Text for analysis:
·····
- Born: 21 March 1885 Glasgow, Scotland
- Died: 1 June 1956 (aged 71) Mooroolbark, Victoria
- Citizenship: Australian
- Known for: Contributions to myrmecology
- Spouses: ; Maggie Forbes ​ ​(m. 1908; died 1935)​ ; Phyllis Marjorie Claringbull ​ ​(m. 1939; died 1943)​
- Children: 6
- Scientific career
- Fields: Entomology; Myrmecology;
- Workplaces: Western Australia Department of Agriculture Museum Victoria

= John S. Clark =

Scottish-born Australian entomologist and myrmecologist

John S. Clark (21 March 1885 – 1 June 1956) was a Scottish-born Australian entomologist and myrmecologist known for his study of Australian ants. Born in Glasgow, he developed an interest in entomology at a young age. Clark first arrived in Australia in 1905 and originally worked for the state railways in Queensland. He developed an interest in ants shortly afterwards, collecting his first specimens in North Queensland. He married his first wife, Maggie Forbes in 1908, who bore four children, and died in 1935. He married his second wife, Phyllis Marjorie Claringbulls in 1939 and had two daughters with her. On her suicide in 1943, Clark sent his daughters to an orphanage.
·····
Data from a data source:

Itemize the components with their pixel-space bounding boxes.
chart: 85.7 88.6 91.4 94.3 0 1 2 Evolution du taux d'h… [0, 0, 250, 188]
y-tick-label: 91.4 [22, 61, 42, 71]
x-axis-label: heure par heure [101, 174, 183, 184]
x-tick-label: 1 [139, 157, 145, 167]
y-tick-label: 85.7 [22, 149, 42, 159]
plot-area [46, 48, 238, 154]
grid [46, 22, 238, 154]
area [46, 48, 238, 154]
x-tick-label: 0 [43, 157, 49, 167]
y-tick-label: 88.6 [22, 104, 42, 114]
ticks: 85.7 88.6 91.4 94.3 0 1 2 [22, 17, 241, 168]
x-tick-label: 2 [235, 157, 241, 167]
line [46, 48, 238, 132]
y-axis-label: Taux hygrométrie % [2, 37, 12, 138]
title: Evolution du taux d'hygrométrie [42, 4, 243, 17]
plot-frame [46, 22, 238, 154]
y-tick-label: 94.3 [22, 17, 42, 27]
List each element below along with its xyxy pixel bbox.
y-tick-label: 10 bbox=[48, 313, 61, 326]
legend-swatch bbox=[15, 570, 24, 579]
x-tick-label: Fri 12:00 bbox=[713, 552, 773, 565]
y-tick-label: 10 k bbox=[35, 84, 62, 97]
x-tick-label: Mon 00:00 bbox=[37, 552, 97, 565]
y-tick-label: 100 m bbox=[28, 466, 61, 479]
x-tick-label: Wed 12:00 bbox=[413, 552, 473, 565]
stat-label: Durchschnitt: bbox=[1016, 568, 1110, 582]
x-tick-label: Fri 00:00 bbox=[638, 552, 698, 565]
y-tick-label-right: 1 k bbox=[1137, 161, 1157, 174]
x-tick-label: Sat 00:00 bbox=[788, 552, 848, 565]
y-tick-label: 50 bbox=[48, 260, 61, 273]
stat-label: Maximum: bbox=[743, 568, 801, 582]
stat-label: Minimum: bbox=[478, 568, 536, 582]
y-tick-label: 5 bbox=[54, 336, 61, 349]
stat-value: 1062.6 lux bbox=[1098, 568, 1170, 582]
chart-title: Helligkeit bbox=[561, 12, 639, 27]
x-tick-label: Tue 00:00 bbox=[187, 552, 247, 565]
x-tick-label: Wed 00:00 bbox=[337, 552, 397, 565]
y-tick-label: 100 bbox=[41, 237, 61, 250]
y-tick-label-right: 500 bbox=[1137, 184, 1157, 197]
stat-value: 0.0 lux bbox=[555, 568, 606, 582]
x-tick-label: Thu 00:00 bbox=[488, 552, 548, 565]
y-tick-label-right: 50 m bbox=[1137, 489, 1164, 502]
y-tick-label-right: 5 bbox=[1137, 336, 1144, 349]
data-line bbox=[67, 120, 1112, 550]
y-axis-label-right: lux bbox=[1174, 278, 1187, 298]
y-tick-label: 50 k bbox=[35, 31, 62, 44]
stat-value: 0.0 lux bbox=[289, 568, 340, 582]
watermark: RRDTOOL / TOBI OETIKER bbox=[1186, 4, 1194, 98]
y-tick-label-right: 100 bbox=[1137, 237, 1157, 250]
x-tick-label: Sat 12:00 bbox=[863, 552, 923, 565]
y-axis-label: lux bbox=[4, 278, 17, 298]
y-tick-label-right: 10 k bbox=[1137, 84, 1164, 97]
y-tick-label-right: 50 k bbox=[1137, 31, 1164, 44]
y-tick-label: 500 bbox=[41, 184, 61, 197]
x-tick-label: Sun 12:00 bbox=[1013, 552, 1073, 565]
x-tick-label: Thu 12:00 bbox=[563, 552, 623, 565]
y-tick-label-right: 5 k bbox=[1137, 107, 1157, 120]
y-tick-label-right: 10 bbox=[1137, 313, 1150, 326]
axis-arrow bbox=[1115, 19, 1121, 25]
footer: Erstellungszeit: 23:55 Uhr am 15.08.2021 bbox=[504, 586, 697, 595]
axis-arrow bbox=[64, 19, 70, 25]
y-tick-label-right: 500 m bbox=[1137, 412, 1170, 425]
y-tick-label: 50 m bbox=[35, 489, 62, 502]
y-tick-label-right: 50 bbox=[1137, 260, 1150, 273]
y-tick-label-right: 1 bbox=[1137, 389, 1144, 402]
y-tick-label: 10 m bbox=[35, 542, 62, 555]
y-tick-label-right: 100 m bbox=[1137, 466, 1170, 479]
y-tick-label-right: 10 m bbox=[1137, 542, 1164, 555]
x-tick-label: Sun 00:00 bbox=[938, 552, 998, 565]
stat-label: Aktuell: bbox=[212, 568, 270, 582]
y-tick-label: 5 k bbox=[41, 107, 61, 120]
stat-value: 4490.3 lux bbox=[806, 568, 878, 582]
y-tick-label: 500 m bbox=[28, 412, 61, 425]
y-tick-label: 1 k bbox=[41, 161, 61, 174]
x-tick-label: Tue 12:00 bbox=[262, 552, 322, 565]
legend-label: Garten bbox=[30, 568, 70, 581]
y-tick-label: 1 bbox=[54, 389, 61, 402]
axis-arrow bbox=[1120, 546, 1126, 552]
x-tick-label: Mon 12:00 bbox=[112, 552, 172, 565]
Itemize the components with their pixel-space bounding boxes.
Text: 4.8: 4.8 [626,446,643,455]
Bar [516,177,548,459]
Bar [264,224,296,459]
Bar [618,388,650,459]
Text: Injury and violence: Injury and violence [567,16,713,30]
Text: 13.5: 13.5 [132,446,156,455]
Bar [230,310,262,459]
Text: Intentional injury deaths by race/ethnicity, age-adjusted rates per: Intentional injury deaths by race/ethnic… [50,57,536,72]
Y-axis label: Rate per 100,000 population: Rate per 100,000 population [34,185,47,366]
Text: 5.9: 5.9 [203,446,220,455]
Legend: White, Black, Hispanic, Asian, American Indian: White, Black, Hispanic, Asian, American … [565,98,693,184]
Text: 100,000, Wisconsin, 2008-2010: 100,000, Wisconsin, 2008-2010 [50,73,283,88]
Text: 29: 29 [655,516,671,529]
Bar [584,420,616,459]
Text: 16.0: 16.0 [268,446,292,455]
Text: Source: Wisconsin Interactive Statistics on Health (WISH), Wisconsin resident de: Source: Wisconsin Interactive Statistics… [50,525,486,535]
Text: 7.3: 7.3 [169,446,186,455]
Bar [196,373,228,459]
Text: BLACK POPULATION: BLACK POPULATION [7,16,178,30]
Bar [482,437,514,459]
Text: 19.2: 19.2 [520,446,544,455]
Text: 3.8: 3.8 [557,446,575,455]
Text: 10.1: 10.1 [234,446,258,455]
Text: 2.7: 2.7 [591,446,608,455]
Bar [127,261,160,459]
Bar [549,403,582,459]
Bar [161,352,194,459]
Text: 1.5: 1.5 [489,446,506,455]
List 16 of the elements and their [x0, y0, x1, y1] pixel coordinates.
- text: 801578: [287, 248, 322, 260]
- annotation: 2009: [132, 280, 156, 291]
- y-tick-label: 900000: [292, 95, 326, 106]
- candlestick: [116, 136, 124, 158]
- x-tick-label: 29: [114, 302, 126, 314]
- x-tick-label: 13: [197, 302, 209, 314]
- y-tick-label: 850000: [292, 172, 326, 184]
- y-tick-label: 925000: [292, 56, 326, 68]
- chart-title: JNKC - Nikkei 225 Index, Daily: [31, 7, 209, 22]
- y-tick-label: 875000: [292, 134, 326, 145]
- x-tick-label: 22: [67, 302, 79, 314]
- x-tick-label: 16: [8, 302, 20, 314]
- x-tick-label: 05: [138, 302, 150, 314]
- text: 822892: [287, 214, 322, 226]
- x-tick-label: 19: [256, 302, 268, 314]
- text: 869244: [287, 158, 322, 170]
·····
Exercises to complete:
1. According to the John S. Clark biography, in what year did Clark first arrive in Australia?
2. From the John S. Clark biography, extract the passage from "John S. Clark (21" up to and including "to an orphanage.".
3. Continue the John S. Clark biography, starting after its last sentence.
You will not need the data.

Results:
1. 1905

2.
John S. Clark (21 March 1885 – 1 June 1956) was a Scottish-born Australian entomologist and myrmecologist known for his study of Australian ants. Born in Glasgow, he developed an interest in entomology at a young age. Clark first arrived in Australia in 1905 and originally worked for the state railways in Queensland. He developed an interest in ants shortly afterwards, collecting his first specimens in North Queensland. He married his first wife, Maggie Forbes in 1908, who bore four children, and died in 1935. He married his second wife, Phyllis Marjorie Claringbulls in 1939 and had two daughters with her. On her suicide in 1943, Clark sent his daughters to an orphanage.

3.
In 1919, Clark worked as the assistant to the entomologist on probation in the Western Australian Department of Agriculture, but in 1920, he took on this position full-time. He started to publish his first articles about pest insects and ants from 1921; in 1926 he became an entomologist at the National Museum in Melbourne, remaining there for 20 years. Clark continued to publish more articles until he resigned from the National Museum of Victoria in 1944. Living in poverty, Clark lived a reclusive life, publishing his last book in 1951. He died on 1 June 1956 at the age of 71. One of Clark's most notable achievements was describing Nothomyrmecia macrops, the most primitive living ant. Several ants have been named after him in recognition of his contributions.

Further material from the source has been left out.